▶ **WRITTEN EXERCISE**:
Every line that contains the word "Психология" should be copied.

▶ **RECORDS FOR THIS EXERCISE**:
------------
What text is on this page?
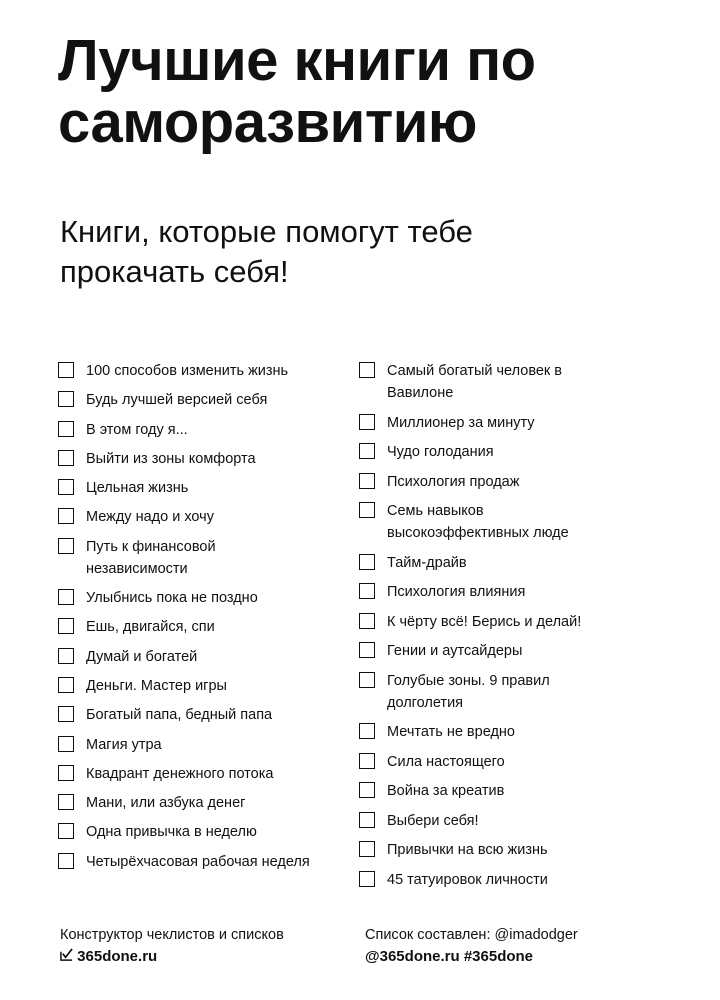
Лучшие книги по
саморазвитию

Книги, которые помогут тебе
прокачать себя!

100 способов изменить жизнь
Будь лучшей версией себя
В этом году я...
Выйти из зоны комфорта
Цельная жизнь
Между надо и хочу
Путь к финансовой
независимости
Улыбнись пока не поздно
Ешь, двигайся, спи
Думай и богатей
Деньги. Мастер игры
Богатый папа, бедный папа
Магия утра
Квадрант денежного потока
Мани, или азбука денег
Одна привычка в неделю
Четырёхчасовая рабочая неделя
Самый богатый человек в
Вавилоне
Миллионер за минуту
Чудо голодания
Психология продаж
Семь навыков
высокоэффективных люде
Тайм-драйв
Психология влияния
К чёрту всё! Берись и делай!
Гении и аутсайдеры
Голубые зоны. 9 правил
долголетия
Мечтать не вредно
Сила настоящего
Война за креатив
Выбери себя!
Привычки на всю жизнь
45 татуировок личности
Конструктор чеклистов и списков
365done.ru
Список составлен: @imadodger
@365done.ru #365done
------------
▶ **FINAL ANSWER**:
Психология продаж
Психология влияния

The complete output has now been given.